Records from a collection
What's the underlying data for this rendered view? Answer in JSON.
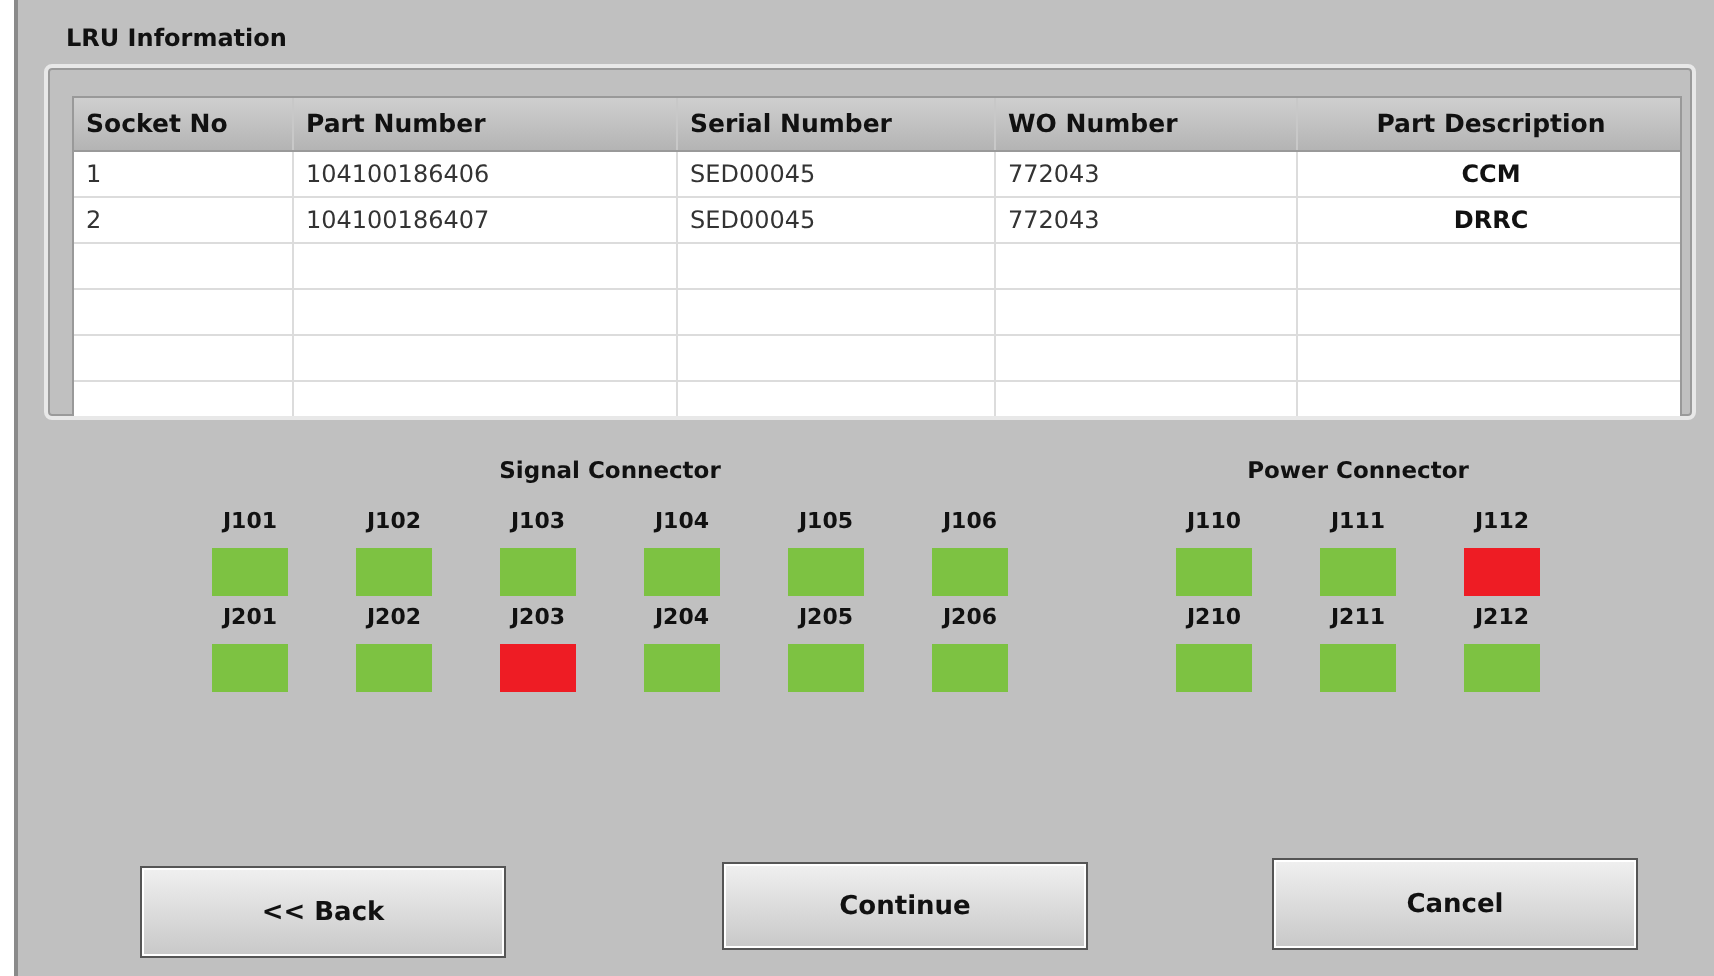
{
  "panel": {
    "title": "LRU Information"
  },
  "table": {
    "columns": [
      "Socket No",
      "Part Number",
      "Serial Number",
      "WO Number",
      "Part Description"
    ],
    "rows": [
      [
        "1",
        "104100186406",
        "SED00045",
        "772043",
        "CCM"
      ],
      [
        "2",
        "104100186407",
        "SED00045",
        "772043",
        "DRRC"
      ]
    ]
  },
  "connector_groups": [
    {
      "title": "Signal Connector",
      "rows": [
        [
          {
            "label": "J101",
            "color": "#7dc242"
          },
          {
            "label": "J102",
            "color": "#7dc242"
          },
          {
            "label": "J103",
            "color": "#7dc242"
          },
          {
            "label": "J104",
            "color": "#7dc242"
          },
          {
            "label": "J105",
            "color": "#7dc242"
          },
          {
            "label": "J106",
            "color": "#7dc242"
          }
        ],
        [
          {
            "label": "J201",
            "color": "#7dc242"
          },
          {
            "label": "J202",
            "color": "#7dc242"
          },
          {
            "label": "J203",
            "color": "#ee1c24"
          },
          {
            "label": "J204",
            "color": "#7dc242"
          },
          {
            "label": "J205",
            "color": "#7dc242"
          },
          {
            "label": "J206",
            "color": "#7dc242"
          }
        ]
      ]
    },
    {
      "title": "Power Connector",
      "rows": [
        [
          {
            "label": "J110",
            "color": "#7dc242"
          },
          {
            "label": "J111",
            "color": "#7dc242"
          },
          {
            "label": "J112",
            "color": "#ee1c24"
          }
        ],
        [
          {
            "label": "J210",
            "color": "#7dc242"
          },
          {
            "label": "J211",
            "color": "#7dc242"
          },
          {
            "label": "J212",
            "color": "#7dc242"
          }
        ]
      ]
    }
  ],
  "buttons": [
    "<< Back",
    "Continue",
    "Cancel"
  ]
}
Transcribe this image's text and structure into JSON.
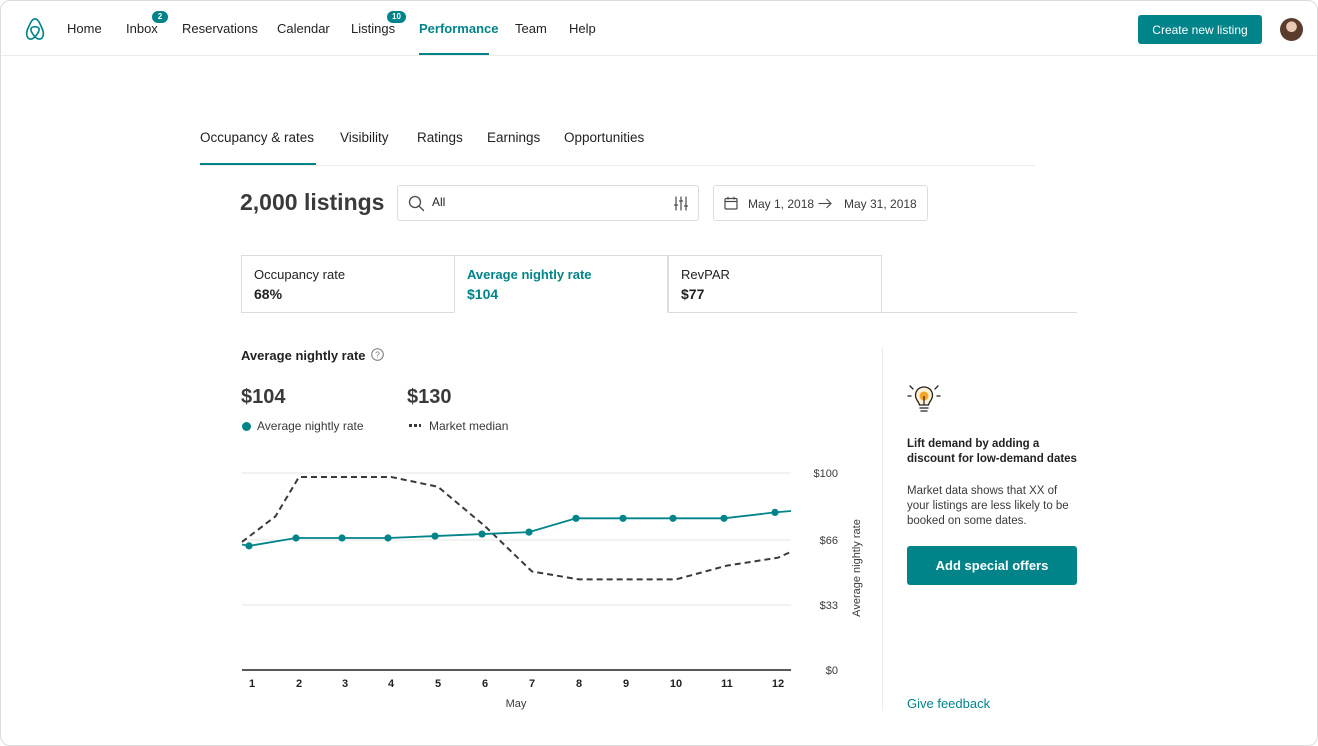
{
  "nav": {
    "items": [
      {
        "label": "Home"
      },
      {
        "label": "Inbox",
        "badge": "2"
      },
      {
        "label": "Reservations"
      },
      {
        "label": "Calendar"
      },
      {
        "label": "Listings",
        "badge": "10"
      },
      {
        "label": "Performance",
        "active": true
      },
      {
        "label": "Team"
      },
      {
        "label": "Help"
      }
    ],
    "create_button": "Create new listing",
    "accent_color": "#008489"
  },
  "tabs": [
    {
      "label": "Occupancy & rates",
      "active": true
    },
    {
      "label": "Visibility"
    },
    {
      "label": "Ratings"
    },
    {
      "label": "Earnings"
    },
    {
      "label": "Opportunities"
    }
  ],
  "filters": {
    "listings_count": "2,000 listings",
    "search_value": "All",
    "date_start": "May 1, 2018",
    "date_end": "May 31, 2018"
  },
  "metrics": [
    {
      "label": "Occupancy rate",
      "value": "68%"
    },
    {
      "label": "Average nightly rate",
      "value": "$104",
      "active": true
    },
    {
      "label": "RevPAR",
      "value": "$77"
    }
  ],
  "chart_header": {
    "title": "Average nightly rate",
    "primary_value": "$104",
    "primary_label": "Average nightly rate",
    "market_value": "$130",
    "market_label": "Market median"
  },
  "chart_data": {
    "type": "line",
    "x": [
      1,
      2,
      3,
      4,
      5,
      6,
      7,
      8,
      9,
      10,
      11,
      12
    ],
    "xlabel": "May",
    "ylabel": "Average nightly rate",
    "ylim": [
      0,
      100
    ],
    "y_ticks": [
      "$0",
      "$33",
      "$66",
      "$100"
    ],
    "grid": true,
    "series": [
      {
        "name": "Average nightly rate",
        "style": "solid-with-markers",
        "color": "#008489",
        "values": [
          63,
          67,
          67,
          67,
          68,
          69,
          70,
          77,
          77,
          77,
          77,
          80
        ]
      },
      {
        "name": "Market median",
        "style": "dashed",
        "color": "#3a3a3a",
        "values": [
          98,
          98,
          98,
          93,
          73,
          50,
          46,
          46,
          46,
          53,
          57,
          60
        ],
        "x": [
          2,
          3,
          4,
          5,
          6,
          7,
          8,
          9,
          10,
          11,
          12,
          12.3
        ]
      }
    ]
  },
  "tip": {
    "title": "Lift demand by adding a discount for low-demand dates",
    "body": "Market data shows that XX of your listings are less likely to be booked on some dates.",
    "button": "Add special offers",
    "feedback_link": "Give feedback"
  }
}
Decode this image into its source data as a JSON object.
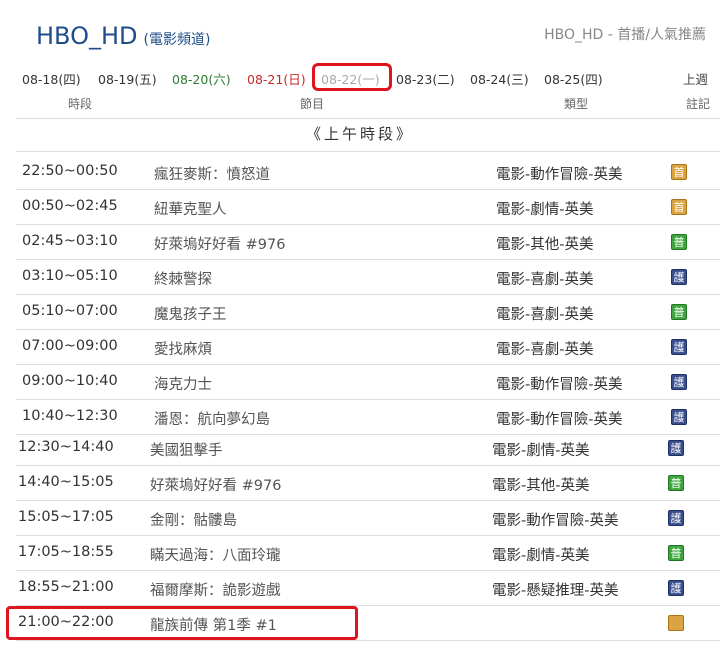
{
  "header": {
    "channel": "HBO_HD",
    "channel_sub": "(電影頻道)",
    "right_link": "HBO_HD - 首播/人氣推薦"
  },
  "dates": [
    {
      "label": "08-18(四)",
      "style": "normal"
    },
    {
      "label": "08-19(五)",
      "style": "normal"
    },
    {
      "label": "08-20(六)",
      "style": "green"
    },
    {
      "label": "08-21(日)",
      "style": "red"
    },
    {
      "label": "08-22(一)",
      "style": "gray"
    },
    {
      "label": "08-23(二)",
      "style": "normal"
    },
    {
      "label": "08-24(三)",
      "style": "normal"
    },
    {
      "label": "08-25(四)",
      "style": "normal"
    }
  ],
  "prev_week": "上週",
  "columns": {
    "time": "時段",
    "program": "節目",
    "genre": "類型",
    "note": "註記"
  },
  "section_title": "《上午時段》",
  "rows": [
    {
      "time": "22:50~00:50",
      "program": "瘋狂麥斯：憤怒道",
      "genre": "電影-動作冒險-英美",
      "badge": "orange",
      "badge_text": "首"
    },
    {
      "time": "00:50~02:45",
      "program": "紐華克聖人",
      "genre": "電影-劇情-英美",
      "badge": "orange",
      "badge_text": "首"
    },
    {
      "time": "02:45~03:10",
      "program": "好萊塢好好看 #976",
      "genre": "電影-其他-英美",
      "badge": "green",
      "badge_text": "普"
    },
    {
      "time": "03:10~05:10",
      "program": "終棘警探",
      "genre": "電影-喜劇-英美",
      "badge": "navy",
      "badge_text": "護"
    },
    {
      "time": "05:10~07:00",
      "program": "魔鬼孩子王",
      "genre": "電影-喜劇-英美",
      "badge": "green",
      "badge_text": "普"
    },
    {
      "time": "07:00~09:00",
      "program": "愛找麻煩",
      "genre": "電影-喜劇-英美",
      "badge": "navy",
      "badge_text": "護"
    },
    {
      "time": "09:00~10:40",
      "program": "海克力士",
      "genre": "電影-動作冒險-英美",
      "badge": "navy",
      "badge_text": "護"
    },
    {
      "time": "10:40~12:30",
      "program": "潘恩：航向夢幻島",
      "genre": "電影-動作冒險-英美",
      "badge": "navy",
      "badge_text": "護"
    }
  ],
  "rows_b": [
    {
      "time": "12:30~14:40",
      "program": "美國狙擊手",
      "genre": "電影-劇情-英美",
      "badge": "navy",
      "badge_text": "護"
    },
    {
      "time": "14:40~15:05",
      "program": "好萊塢好好看 #976",
      "genre": "電影-其他-英美",
      "badge": "green",
      "badge_text": "普"
    },
    {
      "time": "15:05~17:05",
      "program": "金剛：骷髏島",
      "genre": "電影-動作冒險-英美",
      "badge": "navy",
      "badge_text": "護"
    },
    {
      "time": "17:05~18:55",
      "program": "瞞天過海：八面玲瓏",
      "genre": "電影-劇情-英美",
      "badge": "green",
      "badge_text": "普"
    },
    {
      "time": "18:55~21:00",
      "program": "福爾摩斯：詭影遊戲",
      "genre": "電影-懸疑推理-英美",
      "badge": "navy",
      "badge_text": "護"
    },
    {
      "time": "21:00~22:00",
      "program": "龍族前傳 第1季 #1",
      "genre": "",
      "badge": "orange",
      "badge_text": ""
    }
  ],
  "colors": {
    "brand_blue": "#1f4d8a",
    "highlight_red": "#e0141e",
    "weekend_green": "#2e7d32",
    "sunday_red": "#c62828"
  }
}
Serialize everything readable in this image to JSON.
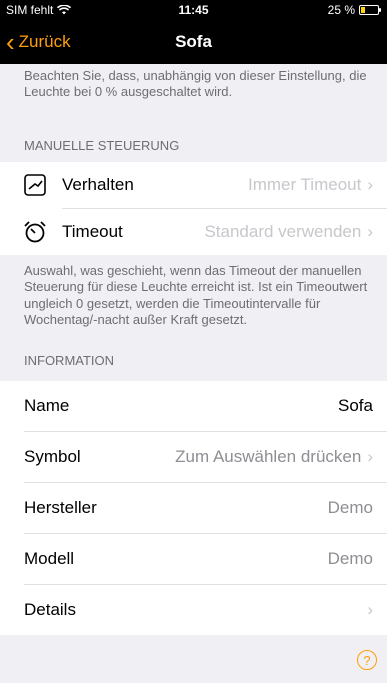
{
  "status": {
    "carrier": "SIM fehlt",
    "time": "11:45",
    "battery": "25 %",
    "battery_level": 0.25
  },
  "nav": {
    "back_label": "Zurück",
    "title": "Sofa"
  },
  "top_note": "Beachten Sie, dass, unabhängig von dieser Einstellung, die Leuchte bei 0 % ausgeschaltet wird.",
  "manual": {
    "header": "MANUELLE STEUERUNG",
    "rows": [
      {
        "label": "Verhalten",
        "value": "Immer Timeout",
        "icon": "behavior-icon"
      },
      {
        "label": "Timeout",
        "value": "Standard verwenden",
        "icon": "timer-icon"
      }
    ],
    "footer": "Auswahl, was geschieht, wenn das Timeout der manuellen Steuerung für diese Leuchte erreicht ist. Ist ein Timeoutwert ungleich 0 gesetzt, werden die Timeoutintervalle für Wochentag/-nacht außer Kraft gesetzt."
  },
  "info": {
    "header": "INFORMATION",
    "rows": [
      {
        "label": "Name",
        "value": "Sofa"
      },
      {
        "label": "Symbol",
        "value": "Zum Auswählen drücken"
      },
      {
        "label": "Hersteller",
        "value": "Demo"
      },
      {
        "label": "Modell",
        "value": "Demo"
      },
      {
        "label": "Details",
        "value": ""
      }
    ]
  },
  "help_symbol": "?",
  "colors": {
    "accent": "#ff9f0a",
    "background": "#efeff4"
  }
}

● EXERCISE
How many of the lines above include the word "this"? Respond with the number alone.

● CORRECT RESULT
4